EXERCISE AIM - Scan the entries below for the word "diámetros". Copy each line that has it.

--- Begin DATA FOR PROCESSING ---

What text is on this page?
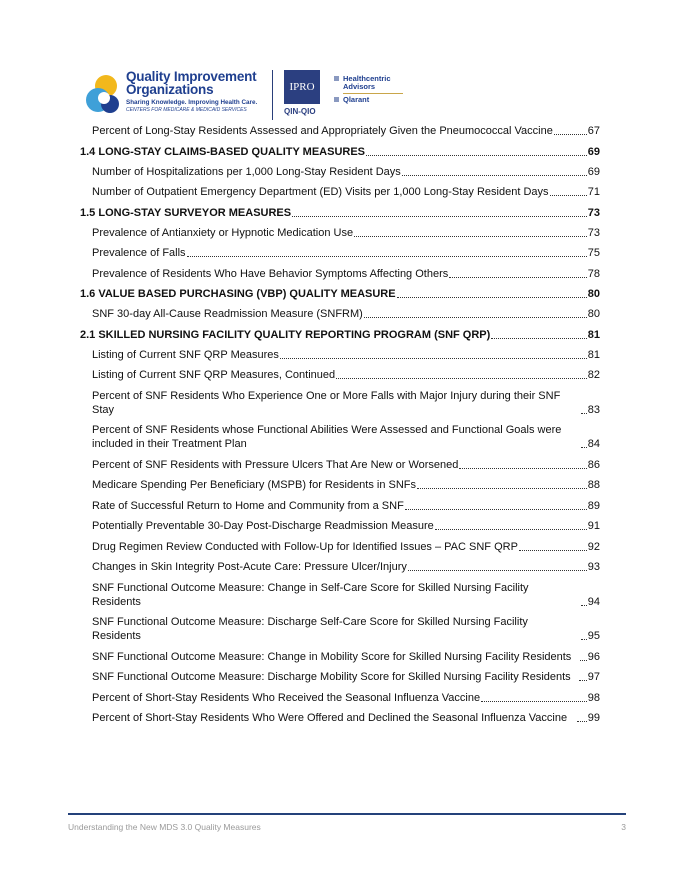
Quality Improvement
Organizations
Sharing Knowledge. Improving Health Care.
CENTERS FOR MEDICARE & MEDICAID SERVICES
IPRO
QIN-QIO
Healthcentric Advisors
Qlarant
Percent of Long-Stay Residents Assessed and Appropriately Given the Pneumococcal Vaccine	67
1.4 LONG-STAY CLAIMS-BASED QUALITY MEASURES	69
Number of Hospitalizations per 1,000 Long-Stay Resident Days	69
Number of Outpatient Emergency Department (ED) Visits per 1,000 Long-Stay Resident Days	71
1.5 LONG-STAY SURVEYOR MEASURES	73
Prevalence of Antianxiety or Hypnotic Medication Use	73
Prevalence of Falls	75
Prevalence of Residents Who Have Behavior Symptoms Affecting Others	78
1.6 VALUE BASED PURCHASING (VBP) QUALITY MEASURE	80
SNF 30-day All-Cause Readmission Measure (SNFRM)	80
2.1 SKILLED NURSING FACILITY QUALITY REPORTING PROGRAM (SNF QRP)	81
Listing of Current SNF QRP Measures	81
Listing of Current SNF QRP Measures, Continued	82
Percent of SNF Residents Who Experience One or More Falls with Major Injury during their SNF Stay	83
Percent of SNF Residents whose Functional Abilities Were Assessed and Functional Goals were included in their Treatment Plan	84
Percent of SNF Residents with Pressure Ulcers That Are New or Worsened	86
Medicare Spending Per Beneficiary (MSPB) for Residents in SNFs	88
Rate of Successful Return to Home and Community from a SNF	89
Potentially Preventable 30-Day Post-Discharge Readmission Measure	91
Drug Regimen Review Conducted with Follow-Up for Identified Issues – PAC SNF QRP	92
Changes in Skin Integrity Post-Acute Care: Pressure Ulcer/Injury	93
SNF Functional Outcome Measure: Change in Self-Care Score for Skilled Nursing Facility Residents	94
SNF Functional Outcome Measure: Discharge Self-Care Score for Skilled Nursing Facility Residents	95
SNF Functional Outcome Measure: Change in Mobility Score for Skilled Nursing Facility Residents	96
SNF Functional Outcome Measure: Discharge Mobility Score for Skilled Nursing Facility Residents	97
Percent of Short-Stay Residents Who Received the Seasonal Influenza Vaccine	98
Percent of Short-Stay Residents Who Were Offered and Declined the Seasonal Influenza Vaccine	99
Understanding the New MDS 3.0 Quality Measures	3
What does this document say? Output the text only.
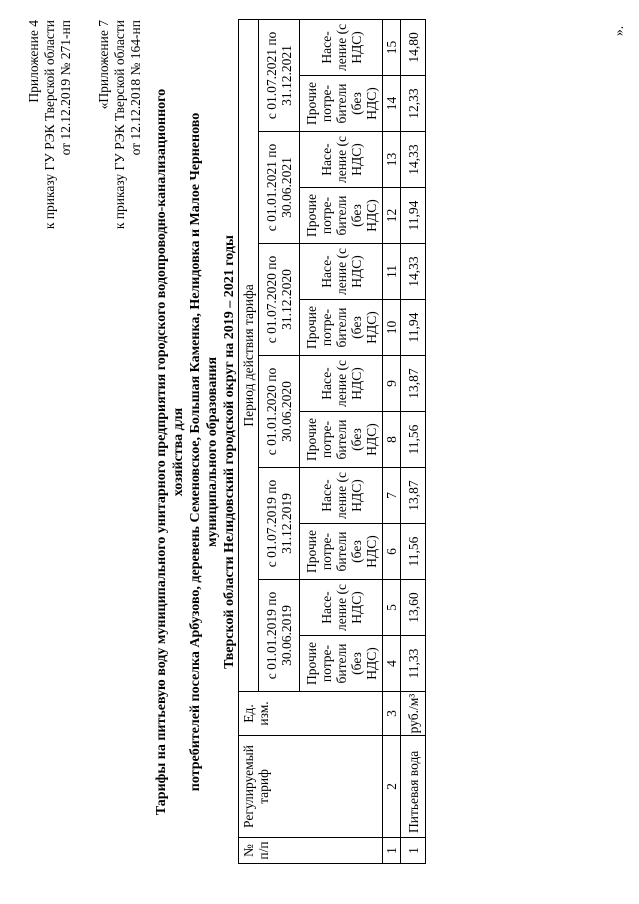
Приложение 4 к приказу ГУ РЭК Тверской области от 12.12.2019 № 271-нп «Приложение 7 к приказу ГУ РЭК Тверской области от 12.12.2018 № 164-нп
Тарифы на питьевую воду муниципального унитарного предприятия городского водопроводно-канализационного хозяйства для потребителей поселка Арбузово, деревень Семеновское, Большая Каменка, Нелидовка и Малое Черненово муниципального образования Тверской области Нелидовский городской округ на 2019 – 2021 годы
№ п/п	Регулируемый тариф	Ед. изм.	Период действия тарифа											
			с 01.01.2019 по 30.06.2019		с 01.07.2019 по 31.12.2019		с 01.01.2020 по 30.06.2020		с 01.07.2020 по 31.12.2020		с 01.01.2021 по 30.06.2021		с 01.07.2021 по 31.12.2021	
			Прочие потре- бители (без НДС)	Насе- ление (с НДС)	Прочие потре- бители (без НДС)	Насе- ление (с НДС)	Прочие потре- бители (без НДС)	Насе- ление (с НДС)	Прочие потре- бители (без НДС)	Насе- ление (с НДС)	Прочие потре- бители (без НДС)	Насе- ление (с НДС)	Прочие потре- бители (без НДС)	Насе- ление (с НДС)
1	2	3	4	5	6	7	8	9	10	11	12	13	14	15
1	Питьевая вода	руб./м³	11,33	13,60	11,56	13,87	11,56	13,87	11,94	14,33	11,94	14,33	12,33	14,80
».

--- End DATA FOR PROCESSING ---
--- Begin DATA FOR PROCESSING ---

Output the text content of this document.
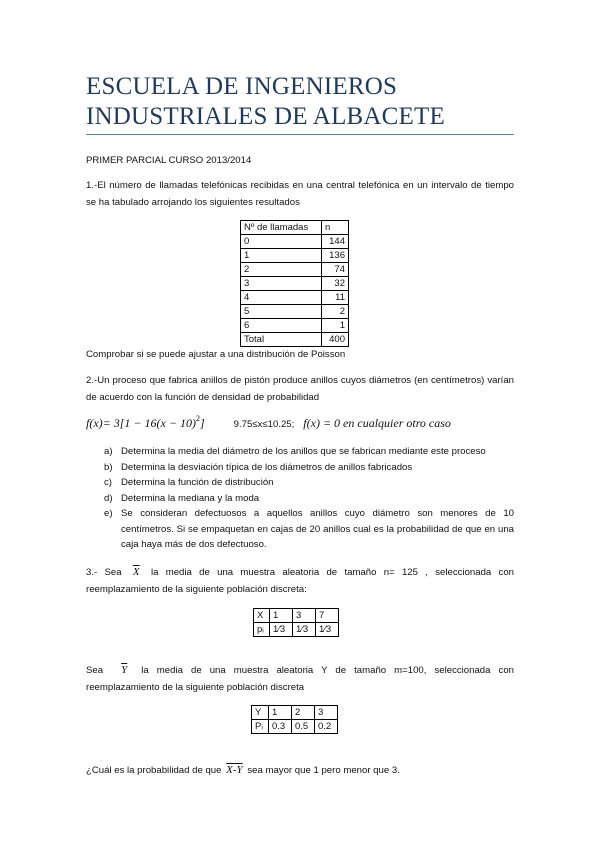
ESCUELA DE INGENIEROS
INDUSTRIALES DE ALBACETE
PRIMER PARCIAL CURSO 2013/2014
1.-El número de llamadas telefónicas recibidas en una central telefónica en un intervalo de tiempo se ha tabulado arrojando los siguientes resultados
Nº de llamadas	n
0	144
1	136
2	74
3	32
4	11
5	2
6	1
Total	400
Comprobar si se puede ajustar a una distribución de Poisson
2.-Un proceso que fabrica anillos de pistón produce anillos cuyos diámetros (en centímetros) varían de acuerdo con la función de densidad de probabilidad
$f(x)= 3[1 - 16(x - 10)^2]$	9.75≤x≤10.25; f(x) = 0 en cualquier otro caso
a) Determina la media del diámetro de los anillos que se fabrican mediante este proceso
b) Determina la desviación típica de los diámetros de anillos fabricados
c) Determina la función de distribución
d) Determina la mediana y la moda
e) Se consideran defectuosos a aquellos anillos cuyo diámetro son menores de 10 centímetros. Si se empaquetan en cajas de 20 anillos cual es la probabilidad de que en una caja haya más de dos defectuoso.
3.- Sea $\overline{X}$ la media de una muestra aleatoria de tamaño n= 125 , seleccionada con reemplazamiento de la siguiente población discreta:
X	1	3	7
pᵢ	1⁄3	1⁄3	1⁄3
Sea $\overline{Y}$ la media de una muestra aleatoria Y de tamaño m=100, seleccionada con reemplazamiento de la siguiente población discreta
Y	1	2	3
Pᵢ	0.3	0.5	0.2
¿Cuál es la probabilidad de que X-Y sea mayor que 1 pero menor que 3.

--- End DATA FOR PROCESSING ---
--- Begin DATA FOR PROCESSING ---

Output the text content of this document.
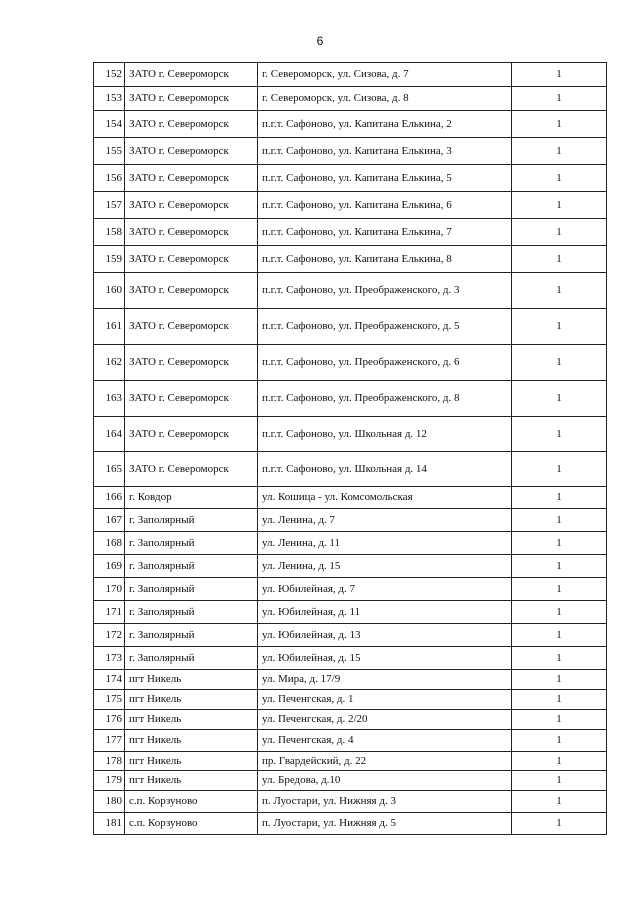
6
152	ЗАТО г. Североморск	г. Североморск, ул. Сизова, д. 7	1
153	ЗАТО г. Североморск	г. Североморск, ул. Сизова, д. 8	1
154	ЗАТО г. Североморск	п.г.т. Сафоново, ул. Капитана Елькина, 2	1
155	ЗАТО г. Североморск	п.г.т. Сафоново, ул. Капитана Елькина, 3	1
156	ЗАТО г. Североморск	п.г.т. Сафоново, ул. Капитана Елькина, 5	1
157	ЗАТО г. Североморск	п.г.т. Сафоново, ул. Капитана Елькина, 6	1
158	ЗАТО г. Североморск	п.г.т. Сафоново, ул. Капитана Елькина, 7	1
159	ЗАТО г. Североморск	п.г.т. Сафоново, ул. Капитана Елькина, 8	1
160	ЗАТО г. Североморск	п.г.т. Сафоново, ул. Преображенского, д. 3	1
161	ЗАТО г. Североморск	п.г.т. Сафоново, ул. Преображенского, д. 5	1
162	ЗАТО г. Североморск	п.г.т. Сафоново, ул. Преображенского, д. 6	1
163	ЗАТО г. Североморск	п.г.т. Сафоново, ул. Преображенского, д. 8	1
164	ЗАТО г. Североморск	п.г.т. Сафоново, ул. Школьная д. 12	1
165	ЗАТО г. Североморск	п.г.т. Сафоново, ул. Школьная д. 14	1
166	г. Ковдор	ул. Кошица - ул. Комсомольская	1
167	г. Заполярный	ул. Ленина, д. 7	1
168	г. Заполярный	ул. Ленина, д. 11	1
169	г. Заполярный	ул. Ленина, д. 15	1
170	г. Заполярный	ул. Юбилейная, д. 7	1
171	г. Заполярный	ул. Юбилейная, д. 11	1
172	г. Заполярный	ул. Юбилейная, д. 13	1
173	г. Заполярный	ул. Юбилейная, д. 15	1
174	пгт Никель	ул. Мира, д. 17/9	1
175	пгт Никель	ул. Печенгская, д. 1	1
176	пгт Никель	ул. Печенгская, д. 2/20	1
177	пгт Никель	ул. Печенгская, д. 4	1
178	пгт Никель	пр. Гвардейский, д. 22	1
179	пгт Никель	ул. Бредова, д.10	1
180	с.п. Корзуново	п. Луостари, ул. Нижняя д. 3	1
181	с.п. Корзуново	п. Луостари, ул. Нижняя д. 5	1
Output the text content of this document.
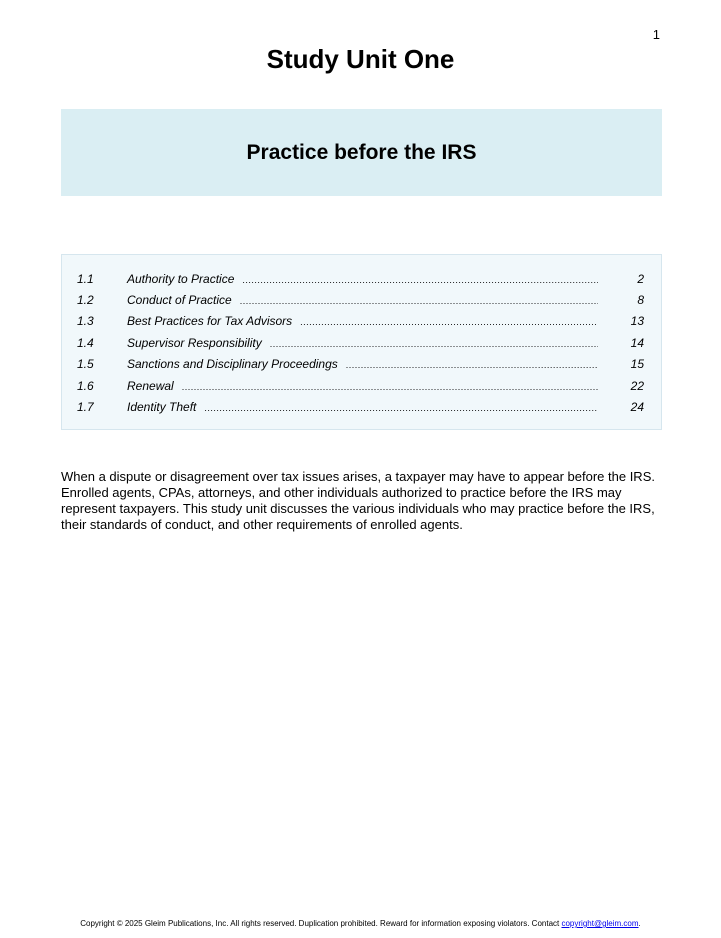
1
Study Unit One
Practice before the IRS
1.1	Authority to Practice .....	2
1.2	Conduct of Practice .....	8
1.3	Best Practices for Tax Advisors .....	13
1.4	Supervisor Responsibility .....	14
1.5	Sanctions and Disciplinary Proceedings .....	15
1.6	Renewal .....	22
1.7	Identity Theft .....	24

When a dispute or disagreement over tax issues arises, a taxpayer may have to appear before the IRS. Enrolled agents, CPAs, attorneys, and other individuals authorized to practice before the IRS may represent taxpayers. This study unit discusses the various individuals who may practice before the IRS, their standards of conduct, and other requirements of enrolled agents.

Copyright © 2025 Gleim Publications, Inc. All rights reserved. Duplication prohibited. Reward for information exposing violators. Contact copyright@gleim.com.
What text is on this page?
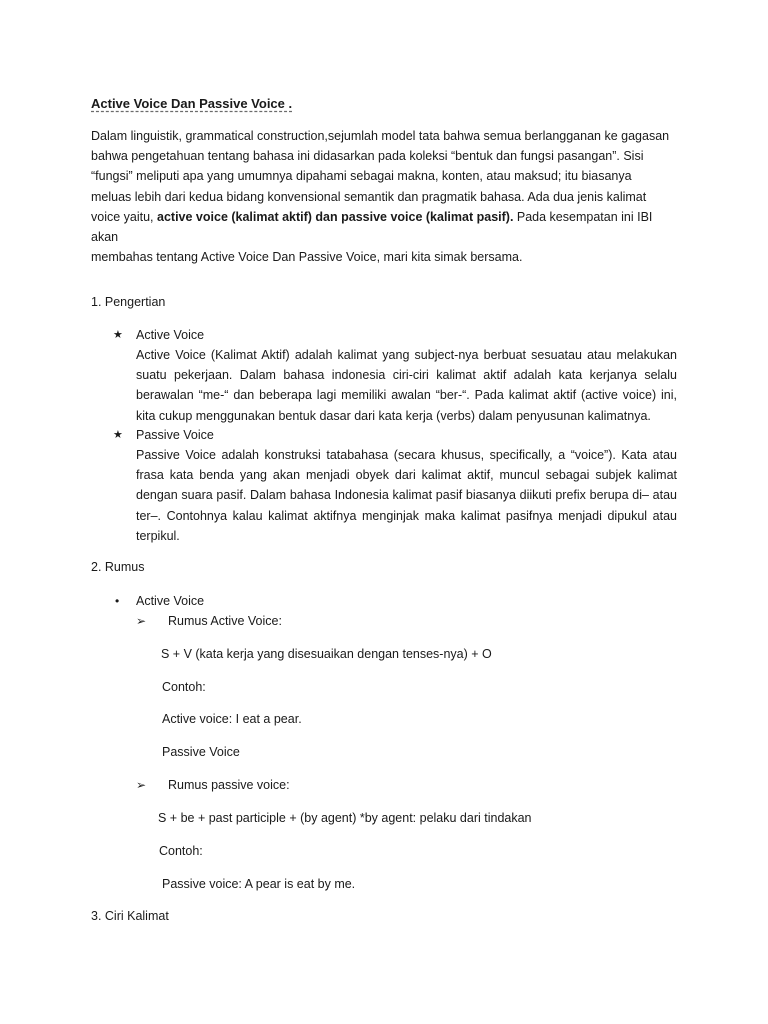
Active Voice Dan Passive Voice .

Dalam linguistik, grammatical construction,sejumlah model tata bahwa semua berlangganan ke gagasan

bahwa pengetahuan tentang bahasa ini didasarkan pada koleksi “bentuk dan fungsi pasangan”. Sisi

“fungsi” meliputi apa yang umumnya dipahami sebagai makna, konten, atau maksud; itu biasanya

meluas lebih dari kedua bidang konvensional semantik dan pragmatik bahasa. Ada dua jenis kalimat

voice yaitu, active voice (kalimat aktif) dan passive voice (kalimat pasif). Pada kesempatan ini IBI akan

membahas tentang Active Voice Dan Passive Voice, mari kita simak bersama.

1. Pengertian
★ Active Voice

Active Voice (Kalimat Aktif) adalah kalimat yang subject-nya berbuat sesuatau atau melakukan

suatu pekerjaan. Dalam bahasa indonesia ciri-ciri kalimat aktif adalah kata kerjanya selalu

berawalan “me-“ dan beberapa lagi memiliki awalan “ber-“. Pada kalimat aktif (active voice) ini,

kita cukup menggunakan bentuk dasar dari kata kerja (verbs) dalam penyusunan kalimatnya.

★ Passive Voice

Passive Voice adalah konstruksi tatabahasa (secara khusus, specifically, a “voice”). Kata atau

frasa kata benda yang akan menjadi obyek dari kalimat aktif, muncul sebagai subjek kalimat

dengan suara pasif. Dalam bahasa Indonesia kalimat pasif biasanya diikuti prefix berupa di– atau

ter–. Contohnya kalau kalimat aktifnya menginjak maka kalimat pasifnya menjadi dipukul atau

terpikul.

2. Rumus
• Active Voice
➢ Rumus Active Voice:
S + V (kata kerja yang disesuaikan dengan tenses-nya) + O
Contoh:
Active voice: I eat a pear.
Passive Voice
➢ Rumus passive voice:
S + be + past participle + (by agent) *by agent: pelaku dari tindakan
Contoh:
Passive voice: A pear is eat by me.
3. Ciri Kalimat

--- End DATA FOR PROCESSING ---

WRITTEN SOLUTION -
2.-Un proceso que fabrica anillos de pistón produce anillos cuyos diámetros (en centímetros) varían de acuerdo con la función de densidad de probabilidad
b) Determina la desviación típica de los diámetros de anillos fabricados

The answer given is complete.